> **Input data**:
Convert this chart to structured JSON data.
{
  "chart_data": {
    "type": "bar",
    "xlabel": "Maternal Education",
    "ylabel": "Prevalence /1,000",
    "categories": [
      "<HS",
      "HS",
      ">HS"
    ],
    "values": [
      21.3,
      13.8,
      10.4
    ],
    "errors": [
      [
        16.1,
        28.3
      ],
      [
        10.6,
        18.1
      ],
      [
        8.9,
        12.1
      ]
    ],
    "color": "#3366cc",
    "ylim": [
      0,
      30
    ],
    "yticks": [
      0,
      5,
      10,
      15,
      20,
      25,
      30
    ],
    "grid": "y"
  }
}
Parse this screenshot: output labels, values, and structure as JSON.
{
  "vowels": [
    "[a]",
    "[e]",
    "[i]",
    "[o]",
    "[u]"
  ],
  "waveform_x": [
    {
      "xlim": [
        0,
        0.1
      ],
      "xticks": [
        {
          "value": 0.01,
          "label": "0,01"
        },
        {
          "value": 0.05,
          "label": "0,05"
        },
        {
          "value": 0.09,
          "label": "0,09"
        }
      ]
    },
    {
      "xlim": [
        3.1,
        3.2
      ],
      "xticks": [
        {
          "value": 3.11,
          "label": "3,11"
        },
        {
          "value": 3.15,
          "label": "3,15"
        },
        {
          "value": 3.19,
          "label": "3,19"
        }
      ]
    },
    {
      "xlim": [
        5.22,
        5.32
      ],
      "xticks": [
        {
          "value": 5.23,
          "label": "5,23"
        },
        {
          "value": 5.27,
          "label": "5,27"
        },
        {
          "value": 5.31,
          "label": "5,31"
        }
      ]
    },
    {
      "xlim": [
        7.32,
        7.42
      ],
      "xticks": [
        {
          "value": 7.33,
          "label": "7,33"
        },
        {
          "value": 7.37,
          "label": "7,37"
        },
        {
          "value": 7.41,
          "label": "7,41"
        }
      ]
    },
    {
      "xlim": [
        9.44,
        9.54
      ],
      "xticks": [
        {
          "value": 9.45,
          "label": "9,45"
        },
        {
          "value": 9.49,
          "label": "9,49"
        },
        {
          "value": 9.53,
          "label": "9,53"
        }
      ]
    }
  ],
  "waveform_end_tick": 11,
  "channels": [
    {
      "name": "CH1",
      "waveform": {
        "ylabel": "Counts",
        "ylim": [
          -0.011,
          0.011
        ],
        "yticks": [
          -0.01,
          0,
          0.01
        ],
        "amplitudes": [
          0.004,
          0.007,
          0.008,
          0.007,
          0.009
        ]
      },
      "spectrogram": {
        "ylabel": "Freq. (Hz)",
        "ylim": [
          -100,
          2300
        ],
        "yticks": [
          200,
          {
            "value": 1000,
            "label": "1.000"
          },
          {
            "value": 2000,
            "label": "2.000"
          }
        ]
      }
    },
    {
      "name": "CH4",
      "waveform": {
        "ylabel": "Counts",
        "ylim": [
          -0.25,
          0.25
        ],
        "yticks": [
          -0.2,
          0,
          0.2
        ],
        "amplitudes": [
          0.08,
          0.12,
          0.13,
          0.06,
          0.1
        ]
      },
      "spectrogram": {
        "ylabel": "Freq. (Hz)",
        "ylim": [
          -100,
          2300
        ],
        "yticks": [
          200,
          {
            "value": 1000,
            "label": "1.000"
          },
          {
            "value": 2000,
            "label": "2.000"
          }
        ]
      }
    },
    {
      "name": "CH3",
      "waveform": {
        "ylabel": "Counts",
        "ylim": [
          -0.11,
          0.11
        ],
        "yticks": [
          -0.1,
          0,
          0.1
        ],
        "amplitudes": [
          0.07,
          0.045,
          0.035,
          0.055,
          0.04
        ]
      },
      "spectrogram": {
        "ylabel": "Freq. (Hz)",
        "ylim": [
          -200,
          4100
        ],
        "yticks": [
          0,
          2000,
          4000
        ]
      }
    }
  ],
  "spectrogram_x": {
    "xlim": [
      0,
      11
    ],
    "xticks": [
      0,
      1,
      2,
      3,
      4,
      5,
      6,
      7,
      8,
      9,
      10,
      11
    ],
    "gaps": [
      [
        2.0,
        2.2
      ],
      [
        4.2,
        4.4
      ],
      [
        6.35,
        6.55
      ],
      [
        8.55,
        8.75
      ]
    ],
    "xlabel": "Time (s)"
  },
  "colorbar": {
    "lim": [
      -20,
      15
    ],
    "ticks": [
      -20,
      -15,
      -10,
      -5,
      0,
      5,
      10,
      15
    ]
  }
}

> **Directions for this task**: Produce a verbatim transcription of the entries above.

> **Correct output**:
Convert this chart to structured JSON data.
{
  "chart_data": {
    "type": "bar",
    "xlabel": "Maternal Education",
    "ylabel": "Prevalence /1,000",
    "categories": [
      "<HS",
      "HS",
      ">HS"
    ],
    "values": [
      21.3,
      13.8,
      10.4
    ],
    "errors": [
      [
        16.1,
        28.3
      ],
      [
        10.6,
        18.1
      ],
      [
        8.9,
        12.1
      ]
    ],
    "color": "#3366cc",
    "ylim": [
      0,
      30
    ],
    "yticks": [
      0,
      5,
      10,
      15,
      20,
      25,
      30
    ],
    "grid": "y"
  }
}
Parse this screenshot: output labels, values, and structure as JSON.
{
  "vowels": [
    "[a]",
    "[e]",
    "[i]",
    "[o]",
    "[u]"
  ],
  "waveform_x": [
    {
      "xlim": [
        0,
        0.1
      ],
      "xticks": [
        {
          "value": 0.01,
          "label": "0,01"
        },
        {
          "value": 0.05,
          "label": "0,05"
        },
        {
          "value": 0.09,
          "label": "0,09"
        }
      ]
    },
    {
      "xlim": [
        3.1,
        3.2
      ],
      "xticks": [
        {
          "value": 3.11,
          "label": "3,11"
        },
        {
          "value": 3.15,
          "label": "3,15"
        },
        {
          "value": 3.19,
          "label": "3,19"
        }
      ]
    },
    {
      "xlim": [
        5.22,
        5.32
      ],
      "xticks": [
        {
          "value": 5.23,
          "label": "5,23"
        },
        {
          "value": 5.27,
          "label": "5,27"
        },
        {
          "value": 5.31,
          "label": "5,31"
        }
      ]
    },
    {
      "xlim": [
        7.32,
        7.42
      ],
      "xticks": [
        {
          "value": 7.33,
          "label": "7,33"
        },
        {
          "value": 7.37,
          "label": "7,37"
        },
        {
          "value": 7.41,
          "label": "7,41"
        }
      ]
    },
    {
      "xlim": [
        9.44,
        9.54
      ],
      "xticks": [
        {
          "value": 9.45,
          "label": "9,45"
        },
        {
          "value": 9.49,
          "label": "9,49"
        },
        {
          "value": 9.53,
          "label": "9,53"
        }
      ]
    }
  ],
  "waveform_end_tick": 11,
  "channels": [
    {
      "name": "CH1",
      "waveform": {
        "ylabel": "Counts",
        "ylim": [
          -0.011,
          0.011
        ],
        "yticks": [
          -0.01,
          0,
          0.01
        ],
        "amplitudes": [
          0.004,
          0.007,
          0.008,
          0.007,
          0.009
        ]
      },
      "spectrogram": {
        "ylabel": "Freq. (Hz)",
        "ylim": [
          -100,
          2300
        ],
        "yticks": [
          200,
          {
            "value": 1000,
            "label": "1.000"
          },
          {
            "value": 2000,
            "label": "2.000"
          }
        ]
      }
    },
    {
      "name": "CH4",
      "waveform": {
        "ylabel": "Counts",
        "ylim": [
          -0.25,
          0.25
        ],
        "yticks": [
          -0.2,
          0,
          0.2
        ],
        "amplitudes": [
          0.08,
          0.12,
          0.13,
          0.06,
          0.1
        ]
      },
      "spectrogram": {
        "ylabel": "Freq. (Hz)",
        "ylim": [
          -100,
          2300
        ],
        "yticks": [
          200,
          {
            "value": 1000,
            "label": "1.000"
          },
          {
            "value": 2000,
            "label": "2.000"
          }
        ]
      }
    },
    {
      "name": "CH3",
      "waveform": {
        "ylabel": "Counts",
        "ylim": [
          -0.11,
          0.11
        ],
        "yticks": [
          -0.1,
          0,
          0.1
        ],
        "amplitudes": [
          0.07,
          0.045,
          0.035,
          0.055,
          0.04
        ]
      },
      "spectrogram": {
        "ylabel": "Freq. (Hz)",
        "ylim": [
          -200,
          4100
        ],
        "yticks": [
          0,
          2000,
          4000
        ]
      }
    }
  ],
  "spectrogram_x": {
    "xlim": [
      0,
      11
    ],
    "xticks": [
      0,
      1,
      2,
      3,
      4,
      5,
      6,
      7,
      8,
      9,
      10,
      11
    ],
    "gaps": [
      [
        2.0,
        2.2
      ],
      [
        4.2,
        4.4
      ],
      [
        6.35,
        6.55
      ],
      [
        8.55,
        8.75
      ]
    ],
    "xlabel": "Time (s)"
  },
  "colorbar": {
    "lim": [
      -20,
      15
    ],
    "ticks": [
      -20,
      -15,
      -10,
      -5,
      0,
      5,
      10,
      15
    ]
  }
}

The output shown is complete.